#### Set task
Please copy out every line of the listing below, character for character.

[start Records for this task]

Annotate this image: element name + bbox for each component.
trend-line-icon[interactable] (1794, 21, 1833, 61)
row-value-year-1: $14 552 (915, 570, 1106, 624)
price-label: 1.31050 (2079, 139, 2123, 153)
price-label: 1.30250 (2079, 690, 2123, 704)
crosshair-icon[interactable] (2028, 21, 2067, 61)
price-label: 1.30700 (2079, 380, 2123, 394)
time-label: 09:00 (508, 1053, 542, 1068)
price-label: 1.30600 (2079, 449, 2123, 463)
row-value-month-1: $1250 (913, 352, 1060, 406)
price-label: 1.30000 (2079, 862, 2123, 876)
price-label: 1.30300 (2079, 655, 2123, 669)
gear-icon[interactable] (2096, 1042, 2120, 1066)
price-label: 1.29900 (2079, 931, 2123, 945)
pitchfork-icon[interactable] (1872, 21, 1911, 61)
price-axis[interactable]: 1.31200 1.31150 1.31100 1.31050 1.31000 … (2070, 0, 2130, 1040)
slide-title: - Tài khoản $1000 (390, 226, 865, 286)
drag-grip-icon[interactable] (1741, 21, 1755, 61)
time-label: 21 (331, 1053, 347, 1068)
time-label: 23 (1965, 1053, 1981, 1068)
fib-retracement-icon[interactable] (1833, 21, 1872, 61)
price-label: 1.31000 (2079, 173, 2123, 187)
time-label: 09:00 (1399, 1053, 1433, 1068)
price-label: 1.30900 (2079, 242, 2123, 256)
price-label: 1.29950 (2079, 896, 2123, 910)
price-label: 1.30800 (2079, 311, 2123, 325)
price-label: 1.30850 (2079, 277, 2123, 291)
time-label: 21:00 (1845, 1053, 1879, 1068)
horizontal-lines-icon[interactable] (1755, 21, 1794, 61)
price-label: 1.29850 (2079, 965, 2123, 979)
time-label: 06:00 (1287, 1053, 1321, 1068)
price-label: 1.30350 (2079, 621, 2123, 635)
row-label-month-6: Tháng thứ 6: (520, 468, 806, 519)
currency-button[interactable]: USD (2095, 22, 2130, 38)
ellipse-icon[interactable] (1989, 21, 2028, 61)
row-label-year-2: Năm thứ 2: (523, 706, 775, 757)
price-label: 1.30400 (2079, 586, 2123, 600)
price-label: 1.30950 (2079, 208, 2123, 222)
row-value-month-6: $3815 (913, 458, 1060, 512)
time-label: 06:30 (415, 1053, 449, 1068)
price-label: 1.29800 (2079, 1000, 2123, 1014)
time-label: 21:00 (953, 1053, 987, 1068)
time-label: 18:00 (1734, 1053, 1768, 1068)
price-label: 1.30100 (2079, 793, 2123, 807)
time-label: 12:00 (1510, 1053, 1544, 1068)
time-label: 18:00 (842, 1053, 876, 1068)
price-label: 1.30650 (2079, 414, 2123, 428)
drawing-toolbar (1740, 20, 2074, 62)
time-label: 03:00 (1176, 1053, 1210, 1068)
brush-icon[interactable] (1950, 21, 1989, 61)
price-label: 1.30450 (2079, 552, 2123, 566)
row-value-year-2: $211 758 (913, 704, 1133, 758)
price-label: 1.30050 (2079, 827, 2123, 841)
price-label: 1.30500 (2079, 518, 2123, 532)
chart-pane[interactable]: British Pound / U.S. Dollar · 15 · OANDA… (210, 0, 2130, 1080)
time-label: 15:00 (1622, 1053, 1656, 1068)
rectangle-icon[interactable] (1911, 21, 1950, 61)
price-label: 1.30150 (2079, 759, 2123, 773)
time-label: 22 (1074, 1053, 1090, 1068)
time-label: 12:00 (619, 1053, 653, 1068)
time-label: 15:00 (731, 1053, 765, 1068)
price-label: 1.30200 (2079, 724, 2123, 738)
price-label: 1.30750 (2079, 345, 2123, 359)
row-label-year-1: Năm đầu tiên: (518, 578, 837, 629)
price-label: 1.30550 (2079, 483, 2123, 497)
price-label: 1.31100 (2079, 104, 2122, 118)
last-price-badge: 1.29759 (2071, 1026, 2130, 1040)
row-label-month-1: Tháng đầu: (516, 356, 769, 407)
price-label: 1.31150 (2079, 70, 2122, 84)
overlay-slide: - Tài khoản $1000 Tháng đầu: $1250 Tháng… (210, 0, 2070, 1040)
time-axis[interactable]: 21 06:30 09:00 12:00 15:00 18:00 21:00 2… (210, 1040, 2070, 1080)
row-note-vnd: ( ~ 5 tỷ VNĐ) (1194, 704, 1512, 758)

[end Records for this task]

#### Exercise result
Annotate this image: element name + bbox for each component.
trend-line-icon[interactable] (1794, 21, 1833, 61)
row-value-year-1: $14 552 (915, 570, 1106, 624)
price-label: 1.31050 (2079, 139, 2123, 153)
price-label: 1.30250 (2079, 690, 2123, 704)
crosshair-icon[interactable] (2028, 21, 2067, 61)
price-label: 1.30700 (2079, 380, 2123, 394)
time-label: 09:00 (508, 1053, 542, 1068)
price-label: 1.30600 (2079, 449, 2123, 463)
row-value-month-1: $1250 (913, 352, 1060, 406)
price-label: 1.30000 (2079, 862, 2123, 876)
price-label: 1.30300 (2079, 655, 2123, 669)
gear-icon[interactable] (2096, 1042, 2120, 1066)
price-label: 1.29900 (2079, 931, 2123, 945)
pitchfork-icon[interactable] (1872, 21, 1911, 61)
price-axis[interactable]: 1.31200 1.31150 1.31100 1.31050 1.31000 … (2070, 0, 2130, 1040)
slide-title: - Tài khoản $1000 (390, 226, 865, 286)
drag-grip-icon[interactable] (1741, 21, 1755, 61)
time-label: 21 (331, 1053, 347, 1068)
time-label: 23 (1965, 1053, 1981, 1068)
fib-retracement-icon[interactable] (1833, 21, 1872, 61)
price-label: 1.31000 (2079, 173, 2123, 187)
time-label: 09:00 (1399, 1053, 1433, 1068)
price-label: 1.30900 (2079, 242, 2123, 256)
price-label: 1.29950 (2079, 896, 2123, 910)
price-label: 1.30800 (2079, 311, 2123, 325)
price-label: 1.30850 (2079, 277, 2123, 291)
time-label: 21:00 (1845, 1053, 1879, 1068)
horizontal-lines-icon[interactable] (1755, 21, 1794, 61)
price-label: 1.29850 (2079, 965, 2123, 979)
time-label: 06:00 (1287, 1053, 1321, 1068)
price-label: 1.30350 (2079, 621, 2123, 635)
row-label-month-6: Tháng thứ 6: (520, 468, 806, 519)
currency-button[interactable]: USD (2095, 22, 2130, 38)
ellipse-icon[interactable] (1989, 21, 2028, 61)
row-label-year-2: Năm thứ 2: (523, 706, 775, 757)
price-label: 1.30400 (2079, 586, 2123, 600)
price-label: 1.30950 (2079, 208, 2123, 222)
row-value-month-6: $3815 (913, 458, 1060, 512)
time-label: 06:30 (415, 1053, 449, 1068)
price-label: 1.29800 (2079, 1000, 2123, 1014)
time-label: 21:00 (953, 1053, 987, 1068)
time-label: 18:00 (1734, 1053, 1768, 1068)
price-label: 1.30100 (2079, 793, 2123, 807)
time-label: 12:00 (1510, 1053, 1544, 1068)
time-label: 18:00 (842, 1053, 876, 1068)
price-label: 1.30650 (2079, 414, 2123, 428)
drawing-toolbar (1740, 20, 2074, 62)
time-label: 03:00 (1176, 1053, 1210, 1068)
brush-icon[interactable] (1950, 21, 1989, 61)
price-label: 1.30450 (2079, 552, 2123, 566)
row-value-year-2: $211 758 (913, 704, 1133, 758)
price-label: 1.30050 (2079, 827, 2123, 841)
price-label: 1.30500 (2079, 518, 2123, 532)
chart-pane[interactable]: British Pound / U.S. Dollar · 15 · OANDA… (210, 0, 2130, 1080)
time-label: 15:00 (1622, 1053, 1656, 1068)
rectangle-icon[interactable] (1911, 21, 1950, 61)
price-label: 1.30150 (2079, 759, 2123, 773)
time-label: 22 (1074, 1053, 1090, 1068)
time-label: 12:00 (619, 1053, 653, 1068)
time-label: 15:00 (731, 1053, 765, 1068)
price-label: 1.30200 (2079, 724, 2123, 738)
price-label: 1.30750 (2079, 345, 2123, 359)
row-label-year-1: Năm đầu tiên: (518, 578, 837, 629)
price-label: 1.30550 (2079, 483, 2123, 497)
price-label: 1.31100 (2079, 104, 2122, 118)
last-price-badge: 1.29759 (2071, 1026, 2130, 1040)
row-label-month-1: Tháng đầu: (516, 356, 769, 407)
price-label: 1.31150 (2079, 70, 2122, 84)
overlay-slide: - Tài khoản $1000 Tháng đầu: $1250 Tháng… (210, 0, 2070, 1040)
time-axis[interactable]: 21 06:30 09:00 12:00 15:00 18:00 21:00 2… (210, 1040, 2070, 1080)
row-note-vnd: ( ~ 5 tỷ VNĐ) (1194, 704, 1512, 758)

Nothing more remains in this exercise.